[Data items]
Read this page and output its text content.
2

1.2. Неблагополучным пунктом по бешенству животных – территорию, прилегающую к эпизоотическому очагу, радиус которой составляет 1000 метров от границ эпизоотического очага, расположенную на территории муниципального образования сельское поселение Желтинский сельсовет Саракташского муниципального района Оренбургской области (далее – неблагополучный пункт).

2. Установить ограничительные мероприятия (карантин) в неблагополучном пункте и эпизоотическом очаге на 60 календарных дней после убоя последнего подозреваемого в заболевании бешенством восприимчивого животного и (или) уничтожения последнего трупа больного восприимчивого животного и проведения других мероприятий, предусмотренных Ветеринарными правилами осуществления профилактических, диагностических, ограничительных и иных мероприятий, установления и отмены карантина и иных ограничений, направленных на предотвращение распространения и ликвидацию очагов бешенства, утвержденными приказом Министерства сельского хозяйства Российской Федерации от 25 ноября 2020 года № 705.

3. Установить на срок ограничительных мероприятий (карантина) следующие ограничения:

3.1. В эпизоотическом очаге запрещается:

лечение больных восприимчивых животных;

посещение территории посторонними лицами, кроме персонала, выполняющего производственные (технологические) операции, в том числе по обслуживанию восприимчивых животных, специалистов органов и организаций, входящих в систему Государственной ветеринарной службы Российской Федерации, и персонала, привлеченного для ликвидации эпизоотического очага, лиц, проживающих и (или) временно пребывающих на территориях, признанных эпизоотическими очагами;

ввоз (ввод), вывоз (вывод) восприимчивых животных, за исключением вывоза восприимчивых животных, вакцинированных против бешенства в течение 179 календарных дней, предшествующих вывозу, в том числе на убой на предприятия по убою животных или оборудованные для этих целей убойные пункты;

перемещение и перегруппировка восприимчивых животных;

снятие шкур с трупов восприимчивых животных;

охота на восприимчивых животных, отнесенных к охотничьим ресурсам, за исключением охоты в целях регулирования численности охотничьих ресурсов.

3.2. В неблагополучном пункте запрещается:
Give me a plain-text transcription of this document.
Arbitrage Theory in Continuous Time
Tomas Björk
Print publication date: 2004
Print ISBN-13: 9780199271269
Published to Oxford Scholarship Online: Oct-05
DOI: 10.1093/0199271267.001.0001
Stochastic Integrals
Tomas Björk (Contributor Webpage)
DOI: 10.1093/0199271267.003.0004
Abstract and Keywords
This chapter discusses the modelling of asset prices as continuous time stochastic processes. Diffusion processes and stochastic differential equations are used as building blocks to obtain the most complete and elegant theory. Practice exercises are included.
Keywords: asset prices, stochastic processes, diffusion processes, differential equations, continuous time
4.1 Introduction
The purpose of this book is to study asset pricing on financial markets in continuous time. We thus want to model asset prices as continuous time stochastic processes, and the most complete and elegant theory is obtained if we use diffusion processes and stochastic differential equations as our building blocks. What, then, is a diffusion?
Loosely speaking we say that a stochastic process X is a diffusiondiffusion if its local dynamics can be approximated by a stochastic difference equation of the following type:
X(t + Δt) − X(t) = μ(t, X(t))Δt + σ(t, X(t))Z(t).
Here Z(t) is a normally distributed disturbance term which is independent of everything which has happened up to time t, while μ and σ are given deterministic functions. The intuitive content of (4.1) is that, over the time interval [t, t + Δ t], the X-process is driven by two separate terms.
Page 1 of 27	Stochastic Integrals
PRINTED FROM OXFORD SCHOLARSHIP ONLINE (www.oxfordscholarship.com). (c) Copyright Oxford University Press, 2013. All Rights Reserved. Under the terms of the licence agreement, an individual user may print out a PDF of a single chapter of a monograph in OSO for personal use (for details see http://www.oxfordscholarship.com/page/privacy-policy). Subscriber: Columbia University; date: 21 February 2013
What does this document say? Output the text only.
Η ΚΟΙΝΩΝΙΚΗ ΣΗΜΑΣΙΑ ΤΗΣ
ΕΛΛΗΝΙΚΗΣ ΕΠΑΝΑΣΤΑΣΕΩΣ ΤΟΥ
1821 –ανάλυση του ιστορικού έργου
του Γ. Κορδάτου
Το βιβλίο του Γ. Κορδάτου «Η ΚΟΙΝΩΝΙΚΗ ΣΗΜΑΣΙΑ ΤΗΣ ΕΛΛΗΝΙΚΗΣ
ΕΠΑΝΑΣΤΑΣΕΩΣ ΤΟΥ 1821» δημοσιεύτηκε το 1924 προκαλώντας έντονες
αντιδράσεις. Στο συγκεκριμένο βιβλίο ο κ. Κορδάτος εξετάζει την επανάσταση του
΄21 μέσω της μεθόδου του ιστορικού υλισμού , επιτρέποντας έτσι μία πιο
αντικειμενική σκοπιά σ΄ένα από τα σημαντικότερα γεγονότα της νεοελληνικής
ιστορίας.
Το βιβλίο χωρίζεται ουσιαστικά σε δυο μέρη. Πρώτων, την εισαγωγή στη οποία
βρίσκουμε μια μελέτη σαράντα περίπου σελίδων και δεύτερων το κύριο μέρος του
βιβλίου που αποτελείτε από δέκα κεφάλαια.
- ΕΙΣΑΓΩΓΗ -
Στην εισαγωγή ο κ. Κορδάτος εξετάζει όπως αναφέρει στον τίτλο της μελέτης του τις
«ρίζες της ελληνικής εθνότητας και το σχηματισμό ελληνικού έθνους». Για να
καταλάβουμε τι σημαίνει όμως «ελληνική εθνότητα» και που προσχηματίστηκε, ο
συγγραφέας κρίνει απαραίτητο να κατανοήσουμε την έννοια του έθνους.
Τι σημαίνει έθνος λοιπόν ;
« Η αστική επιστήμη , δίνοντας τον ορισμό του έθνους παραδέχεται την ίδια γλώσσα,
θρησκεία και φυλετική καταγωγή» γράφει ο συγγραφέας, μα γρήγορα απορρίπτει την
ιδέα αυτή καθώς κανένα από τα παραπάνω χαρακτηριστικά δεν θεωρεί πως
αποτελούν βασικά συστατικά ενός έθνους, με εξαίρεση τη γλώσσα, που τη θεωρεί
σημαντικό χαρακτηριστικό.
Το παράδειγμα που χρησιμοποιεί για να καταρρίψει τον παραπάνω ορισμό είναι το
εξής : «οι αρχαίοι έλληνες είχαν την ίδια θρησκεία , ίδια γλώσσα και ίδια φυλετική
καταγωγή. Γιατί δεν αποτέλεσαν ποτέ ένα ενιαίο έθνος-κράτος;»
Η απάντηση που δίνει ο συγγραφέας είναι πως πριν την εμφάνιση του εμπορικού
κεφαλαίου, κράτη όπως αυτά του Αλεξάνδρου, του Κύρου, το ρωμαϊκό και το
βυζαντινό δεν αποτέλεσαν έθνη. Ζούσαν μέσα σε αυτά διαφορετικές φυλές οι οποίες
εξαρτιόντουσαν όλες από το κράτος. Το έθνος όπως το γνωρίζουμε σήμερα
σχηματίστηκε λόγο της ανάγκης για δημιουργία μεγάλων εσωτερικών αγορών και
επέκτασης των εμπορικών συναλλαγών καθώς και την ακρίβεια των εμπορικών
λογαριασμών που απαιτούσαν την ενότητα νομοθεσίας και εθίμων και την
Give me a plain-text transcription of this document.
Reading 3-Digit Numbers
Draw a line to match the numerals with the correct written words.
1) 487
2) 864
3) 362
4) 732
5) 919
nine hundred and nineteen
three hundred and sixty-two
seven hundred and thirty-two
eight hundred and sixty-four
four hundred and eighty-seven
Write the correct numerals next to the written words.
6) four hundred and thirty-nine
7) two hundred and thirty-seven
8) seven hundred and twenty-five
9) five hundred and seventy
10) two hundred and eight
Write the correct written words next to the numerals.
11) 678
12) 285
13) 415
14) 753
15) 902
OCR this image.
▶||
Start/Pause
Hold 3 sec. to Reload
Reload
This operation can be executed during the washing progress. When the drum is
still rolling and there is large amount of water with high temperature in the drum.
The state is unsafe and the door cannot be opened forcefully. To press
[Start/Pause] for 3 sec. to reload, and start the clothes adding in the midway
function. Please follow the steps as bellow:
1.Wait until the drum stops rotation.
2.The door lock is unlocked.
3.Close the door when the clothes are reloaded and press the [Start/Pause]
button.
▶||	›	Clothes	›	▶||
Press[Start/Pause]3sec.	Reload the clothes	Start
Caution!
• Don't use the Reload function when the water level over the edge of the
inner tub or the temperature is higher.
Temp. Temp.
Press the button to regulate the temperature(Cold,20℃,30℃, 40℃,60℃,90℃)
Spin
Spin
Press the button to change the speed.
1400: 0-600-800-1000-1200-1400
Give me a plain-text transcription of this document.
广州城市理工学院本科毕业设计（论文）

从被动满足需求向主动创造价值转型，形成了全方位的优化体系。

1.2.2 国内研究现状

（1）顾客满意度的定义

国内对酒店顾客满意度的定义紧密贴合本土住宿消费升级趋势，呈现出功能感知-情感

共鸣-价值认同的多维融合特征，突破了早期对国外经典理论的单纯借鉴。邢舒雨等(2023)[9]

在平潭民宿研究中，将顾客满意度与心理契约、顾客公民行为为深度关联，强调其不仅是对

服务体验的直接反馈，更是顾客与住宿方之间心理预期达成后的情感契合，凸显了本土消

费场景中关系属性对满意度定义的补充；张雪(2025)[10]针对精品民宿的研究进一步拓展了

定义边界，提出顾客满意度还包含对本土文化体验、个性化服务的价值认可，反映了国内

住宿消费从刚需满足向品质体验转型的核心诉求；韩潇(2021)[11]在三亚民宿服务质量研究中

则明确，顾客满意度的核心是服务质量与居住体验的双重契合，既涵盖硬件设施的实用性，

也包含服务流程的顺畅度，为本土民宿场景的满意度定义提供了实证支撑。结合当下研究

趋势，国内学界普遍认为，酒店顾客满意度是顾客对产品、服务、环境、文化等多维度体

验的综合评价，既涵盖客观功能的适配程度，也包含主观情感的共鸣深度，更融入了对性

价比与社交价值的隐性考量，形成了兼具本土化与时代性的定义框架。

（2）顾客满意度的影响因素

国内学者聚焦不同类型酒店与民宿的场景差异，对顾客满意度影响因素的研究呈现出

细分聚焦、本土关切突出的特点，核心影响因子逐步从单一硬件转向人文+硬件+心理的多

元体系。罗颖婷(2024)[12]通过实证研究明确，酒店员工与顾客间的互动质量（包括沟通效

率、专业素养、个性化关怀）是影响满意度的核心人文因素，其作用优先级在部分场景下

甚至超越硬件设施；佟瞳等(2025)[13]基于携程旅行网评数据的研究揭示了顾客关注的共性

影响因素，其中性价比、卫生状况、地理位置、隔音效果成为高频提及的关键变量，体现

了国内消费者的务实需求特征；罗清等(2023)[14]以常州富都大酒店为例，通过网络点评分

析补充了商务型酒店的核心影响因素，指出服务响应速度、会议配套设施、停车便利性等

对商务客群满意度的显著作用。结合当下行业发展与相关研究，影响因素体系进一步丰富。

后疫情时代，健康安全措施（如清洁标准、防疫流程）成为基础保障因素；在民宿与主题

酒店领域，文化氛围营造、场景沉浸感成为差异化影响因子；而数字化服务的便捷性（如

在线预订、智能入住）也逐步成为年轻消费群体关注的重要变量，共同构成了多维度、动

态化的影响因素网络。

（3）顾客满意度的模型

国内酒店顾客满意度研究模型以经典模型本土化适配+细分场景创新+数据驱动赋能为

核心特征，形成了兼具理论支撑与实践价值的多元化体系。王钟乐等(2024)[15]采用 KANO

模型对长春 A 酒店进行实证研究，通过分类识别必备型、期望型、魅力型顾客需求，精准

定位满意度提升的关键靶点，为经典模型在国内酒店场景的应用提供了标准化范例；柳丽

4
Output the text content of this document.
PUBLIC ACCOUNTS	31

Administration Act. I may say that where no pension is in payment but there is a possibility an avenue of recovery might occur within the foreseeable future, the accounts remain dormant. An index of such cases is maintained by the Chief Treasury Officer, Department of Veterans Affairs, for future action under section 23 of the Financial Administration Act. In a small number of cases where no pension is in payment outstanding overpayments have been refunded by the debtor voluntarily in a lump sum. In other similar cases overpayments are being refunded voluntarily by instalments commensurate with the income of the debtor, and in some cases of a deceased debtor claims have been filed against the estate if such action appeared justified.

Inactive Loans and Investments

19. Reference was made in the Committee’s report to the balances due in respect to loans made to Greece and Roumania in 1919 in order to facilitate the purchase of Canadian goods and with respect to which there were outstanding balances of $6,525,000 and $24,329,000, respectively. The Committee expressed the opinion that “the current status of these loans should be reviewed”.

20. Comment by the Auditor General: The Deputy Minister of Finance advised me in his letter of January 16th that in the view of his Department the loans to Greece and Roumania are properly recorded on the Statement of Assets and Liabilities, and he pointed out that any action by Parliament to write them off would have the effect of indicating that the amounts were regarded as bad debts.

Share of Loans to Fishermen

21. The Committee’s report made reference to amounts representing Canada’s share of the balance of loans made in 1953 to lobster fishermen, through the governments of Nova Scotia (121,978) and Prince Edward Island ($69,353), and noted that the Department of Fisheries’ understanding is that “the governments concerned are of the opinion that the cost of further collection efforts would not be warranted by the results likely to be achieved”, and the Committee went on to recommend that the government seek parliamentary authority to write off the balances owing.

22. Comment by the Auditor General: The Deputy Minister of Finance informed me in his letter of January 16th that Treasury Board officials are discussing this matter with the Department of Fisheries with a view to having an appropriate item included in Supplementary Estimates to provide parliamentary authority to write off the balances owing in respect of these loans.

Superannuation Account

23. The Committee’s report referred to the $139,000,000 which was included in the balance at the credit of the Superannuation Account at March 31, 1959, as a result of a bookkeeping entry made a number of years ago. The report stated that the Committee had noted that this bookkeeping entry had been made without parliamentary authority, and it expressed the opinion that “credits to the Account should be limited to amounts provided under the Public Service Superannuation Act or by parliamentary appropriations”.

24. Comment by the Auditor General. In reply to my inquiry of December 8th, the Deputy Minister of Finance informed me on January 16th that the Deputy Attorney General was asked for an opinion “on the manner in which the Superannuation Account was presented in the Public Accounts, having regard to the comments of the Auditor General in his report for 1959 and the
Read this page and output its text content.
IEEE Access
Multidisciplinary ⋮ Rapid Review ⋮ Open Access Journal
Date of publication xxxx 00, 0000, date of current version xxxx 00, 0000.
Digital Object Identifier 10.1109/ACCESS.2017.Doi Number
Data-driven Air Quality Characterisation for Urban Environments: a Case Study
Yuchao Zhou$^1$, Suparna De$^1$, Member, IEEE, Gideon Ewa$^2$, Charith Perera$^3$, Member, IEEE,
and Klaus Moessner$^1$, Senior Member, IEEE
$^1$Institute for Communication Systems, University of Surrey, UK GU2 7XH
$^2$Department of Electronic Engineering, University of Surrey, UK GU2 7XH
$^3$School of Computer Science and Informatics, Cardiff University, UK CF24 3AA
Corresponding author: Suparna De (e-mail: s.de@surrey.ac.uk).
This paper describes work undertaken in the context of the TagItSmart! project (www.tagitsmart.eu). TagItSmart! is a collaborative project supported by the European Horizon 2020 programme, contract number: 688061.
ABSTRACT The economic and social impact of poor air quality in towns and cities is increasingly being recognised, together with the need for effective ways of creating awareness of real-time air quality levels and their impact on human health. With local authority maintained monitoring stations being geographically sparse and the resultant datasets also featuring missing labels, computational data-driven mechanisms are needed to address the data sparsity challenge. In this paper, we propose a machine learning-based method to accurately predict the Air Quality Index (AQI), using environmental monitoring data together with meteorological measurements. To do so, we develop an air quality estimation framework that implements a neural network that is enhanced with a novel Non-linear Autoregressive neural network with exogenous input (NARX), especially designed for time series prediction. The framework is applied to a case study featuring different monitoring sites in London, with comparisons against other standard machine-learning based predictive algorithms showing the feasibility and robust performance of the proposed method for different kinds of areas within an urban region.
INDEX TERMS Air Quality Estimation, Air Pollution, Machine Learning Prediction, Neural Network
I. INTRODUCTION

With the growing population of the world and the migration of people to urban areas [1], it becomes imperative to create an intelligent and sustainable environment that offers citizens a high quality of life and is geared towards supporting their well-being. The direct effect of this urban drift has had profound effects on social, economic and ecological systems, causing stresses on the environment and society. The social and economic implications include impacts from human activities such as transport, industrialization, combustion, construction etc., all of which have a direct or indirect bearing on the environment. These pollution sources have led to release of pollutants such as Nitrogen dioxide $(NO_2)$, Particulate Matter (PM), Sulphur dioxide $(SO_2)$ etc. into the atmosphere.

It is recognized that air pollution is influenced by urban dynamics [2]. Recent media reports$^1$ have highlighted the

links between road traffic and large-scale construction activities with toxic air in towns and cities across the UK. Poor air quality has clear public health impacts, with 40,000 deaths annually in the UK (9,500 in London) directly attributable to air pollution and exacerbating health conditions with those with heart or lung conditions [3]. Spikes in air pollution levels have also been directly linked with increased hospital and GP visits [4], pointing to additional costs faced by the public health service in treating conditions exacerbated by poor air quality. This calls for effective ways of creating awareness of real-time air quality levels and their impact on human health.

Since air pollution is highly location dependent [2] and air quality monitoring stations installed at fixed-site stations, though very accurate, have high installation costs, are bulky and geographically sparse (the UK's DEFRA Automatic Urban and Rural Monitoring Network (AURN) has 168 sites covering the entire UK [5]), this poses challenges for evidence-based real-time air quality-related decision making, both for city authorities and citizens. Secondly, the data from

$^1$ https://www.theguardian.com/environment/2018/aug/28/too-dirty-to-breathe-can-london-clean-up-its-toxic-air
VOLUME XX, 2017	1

## [Exercise goal]
State how many lines above contain the string "University", with no other words.

## [Task output]
4